**INSTRUCTION:**
In the following material, identify every line holding the string "last" and return it.

**Records contained in a dataset:**
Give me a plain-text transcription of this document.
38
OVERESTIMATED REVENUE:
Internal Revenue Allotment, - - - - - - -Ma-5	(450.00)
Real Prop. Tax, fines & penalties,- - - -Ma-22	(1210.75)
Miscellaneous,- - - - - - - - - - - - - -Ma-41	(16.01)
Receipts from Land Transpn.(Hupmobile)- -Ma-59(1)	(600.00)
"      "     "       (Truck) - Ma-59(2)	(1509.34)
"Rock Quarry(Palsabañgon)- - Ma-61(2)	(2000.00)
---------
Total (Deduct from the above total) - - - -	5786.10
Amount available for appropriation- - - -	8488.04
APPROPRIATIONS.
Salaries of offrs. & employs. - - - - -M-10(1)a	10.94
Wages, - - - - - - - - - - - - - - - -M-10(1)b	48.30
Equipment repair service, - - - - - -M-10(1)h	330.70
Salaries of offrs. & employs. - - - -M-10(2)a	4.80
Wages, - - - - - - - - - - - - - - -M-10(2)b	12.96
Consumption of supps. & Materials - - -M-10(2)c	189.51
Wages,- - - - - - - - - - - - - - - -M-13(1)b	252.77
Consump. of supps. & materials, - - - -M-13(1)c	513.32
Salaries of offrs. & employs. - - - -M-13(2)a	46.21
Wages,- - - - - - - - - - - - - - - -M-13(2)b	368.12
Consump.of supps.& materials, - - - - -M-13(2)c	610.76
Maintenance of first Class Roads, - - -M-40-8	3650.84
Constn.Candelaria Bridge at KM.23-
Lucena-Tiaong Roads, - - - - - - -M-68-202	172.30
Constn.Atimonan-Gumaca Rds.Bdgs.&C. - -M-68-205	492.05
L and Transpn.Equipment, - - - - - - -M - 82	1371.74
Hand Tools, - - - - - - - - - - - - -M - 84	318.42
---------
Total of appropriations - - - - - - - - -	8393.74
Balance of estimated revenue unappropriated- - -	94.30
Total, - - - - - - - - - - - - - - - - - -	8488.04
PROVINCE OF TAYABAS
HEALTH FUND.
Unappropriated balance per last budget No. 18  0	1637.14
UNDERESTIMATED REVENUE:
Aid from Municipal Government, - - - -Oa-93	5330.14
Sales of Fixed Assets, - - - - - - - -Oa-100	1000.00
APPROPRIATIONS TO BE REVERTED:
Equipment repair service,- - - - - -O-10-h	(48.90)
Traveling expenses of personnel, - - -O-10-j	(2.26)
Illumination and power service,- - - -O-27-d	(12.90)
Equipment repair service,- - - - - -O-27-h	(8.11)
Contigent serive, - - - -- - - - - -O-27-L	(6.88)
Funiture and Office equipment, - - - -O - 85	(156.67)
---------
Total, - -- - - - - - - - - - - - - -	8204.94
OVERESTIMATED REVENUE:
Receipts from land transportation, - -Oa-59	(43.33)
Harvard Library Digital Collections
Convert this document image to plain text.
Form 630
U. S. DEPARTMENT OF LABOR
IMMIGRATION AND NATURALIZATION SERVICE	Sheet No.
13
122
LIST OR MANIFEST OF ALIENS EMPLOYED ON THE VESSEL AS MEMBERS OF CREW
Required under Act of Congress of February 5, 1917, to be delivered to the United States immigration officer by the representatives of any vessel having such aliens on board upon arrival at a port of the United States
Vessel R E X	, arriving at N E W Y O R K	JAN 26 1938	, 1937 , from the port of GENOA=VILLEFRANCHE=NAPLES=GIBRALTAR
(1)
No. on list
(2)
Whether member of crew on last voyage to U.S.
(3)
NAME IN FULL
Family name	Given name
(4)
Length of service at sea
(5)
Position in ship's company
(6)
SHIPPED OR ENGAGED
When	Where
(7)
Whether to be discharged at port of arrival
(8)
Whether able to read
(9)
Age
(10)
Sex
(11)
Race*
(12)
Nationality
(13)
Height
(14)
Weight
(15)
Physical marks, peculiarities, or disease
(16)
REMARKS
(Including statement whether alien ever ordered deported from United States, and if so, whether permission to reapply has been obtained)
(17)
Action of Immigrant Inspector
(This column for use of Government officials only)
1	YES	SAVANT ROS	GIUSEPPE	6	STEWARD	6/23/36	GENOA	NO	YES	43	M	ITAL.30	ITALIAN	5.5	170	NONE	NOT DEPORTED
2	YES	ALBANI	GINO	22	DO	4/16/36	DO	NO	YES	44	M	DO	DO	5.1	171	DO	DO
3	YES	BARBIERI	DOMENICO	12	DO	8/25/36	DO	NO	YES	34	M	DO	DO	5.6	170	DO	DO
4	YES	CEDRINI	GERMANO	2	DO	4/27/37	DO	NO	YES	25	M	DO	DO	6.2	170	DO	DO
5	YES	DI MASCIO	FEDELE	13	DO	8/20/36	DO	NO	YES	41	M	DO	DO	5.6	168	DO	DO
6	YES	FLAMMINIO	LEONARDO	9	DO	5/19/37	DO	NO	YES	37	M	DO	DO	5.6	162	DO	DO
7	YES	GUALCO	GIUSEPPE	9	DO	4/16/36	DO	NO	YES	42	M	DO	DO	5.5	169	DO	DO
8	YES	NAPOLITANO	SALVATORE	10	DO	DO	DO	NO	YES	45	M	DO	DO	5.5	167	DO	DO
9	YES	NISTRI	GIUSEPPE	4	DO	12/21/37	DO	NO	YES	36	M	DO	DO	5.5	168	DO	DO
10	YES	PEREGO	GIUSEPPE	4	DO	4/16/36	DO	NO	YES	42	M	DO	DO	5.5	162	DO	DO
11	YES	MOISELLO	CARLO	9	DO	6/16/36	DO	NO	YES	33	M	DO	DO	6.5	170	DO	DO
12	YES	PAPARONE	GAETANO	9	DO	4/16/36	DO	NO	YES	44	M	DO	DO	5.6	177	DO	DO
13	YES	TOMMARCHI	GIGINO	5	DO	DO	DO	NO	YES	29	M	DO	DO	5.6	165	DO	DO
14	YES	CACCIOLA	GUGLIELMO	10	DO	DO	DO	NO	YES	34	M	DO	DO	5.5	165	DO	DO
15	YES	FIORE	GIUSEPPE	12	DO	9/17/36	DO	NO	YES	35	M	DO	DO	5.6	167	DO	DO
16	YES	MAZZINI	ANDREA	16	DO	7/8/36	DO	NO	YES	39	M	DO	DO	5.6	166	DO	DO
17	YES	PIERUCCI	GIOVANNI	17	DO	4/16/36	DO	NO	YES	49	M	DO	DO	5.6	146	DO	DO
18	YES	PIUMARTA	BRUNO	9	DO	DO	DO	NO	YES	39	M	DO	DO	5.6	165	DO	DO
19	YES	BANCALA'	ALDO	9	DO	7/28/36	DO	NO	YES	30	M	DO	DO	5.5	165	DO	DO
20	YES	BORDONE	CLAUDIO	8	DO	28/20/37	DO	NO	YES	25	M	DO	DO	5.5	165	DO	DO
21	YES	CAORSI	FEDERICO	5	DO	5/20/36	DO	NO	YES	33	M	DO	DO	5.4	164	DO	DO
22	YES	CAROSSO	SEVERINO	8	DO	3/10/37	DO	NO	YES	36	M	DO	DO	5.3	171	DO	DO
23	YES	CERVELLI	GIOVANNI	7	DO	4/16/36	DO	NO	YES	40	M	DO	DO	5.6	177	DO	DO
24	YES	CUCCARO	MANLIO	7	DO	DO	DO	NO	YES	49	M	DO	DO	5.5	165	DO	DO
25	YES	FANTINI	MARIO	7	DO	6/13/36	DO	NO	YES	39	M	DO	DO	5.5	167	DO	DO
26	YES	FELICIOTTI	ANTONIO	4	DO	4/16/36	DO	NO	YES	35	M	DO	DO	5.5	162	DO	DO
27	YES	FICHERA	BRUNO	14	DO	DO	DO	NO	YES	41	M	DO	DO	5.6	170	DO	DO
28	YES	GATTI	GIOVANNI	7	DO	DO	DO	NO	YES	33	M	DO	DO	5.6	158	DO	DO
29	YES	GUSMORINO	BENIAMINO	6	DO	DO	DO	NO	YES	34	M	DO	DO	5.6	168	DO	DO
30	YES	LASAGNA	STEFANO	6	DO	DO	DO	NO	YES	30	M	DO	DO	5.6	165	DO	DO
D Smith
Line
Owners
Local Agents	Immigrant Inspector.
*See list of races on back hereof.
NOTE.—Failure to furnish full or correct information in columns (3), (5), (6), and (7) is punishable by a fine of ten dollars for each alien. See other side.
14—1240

**SOLUTION TO THIS EXERCISE:**
Unappropriated balance per last budget No. 18  0	1637.14
Whether member of crew on last voyage to U.S.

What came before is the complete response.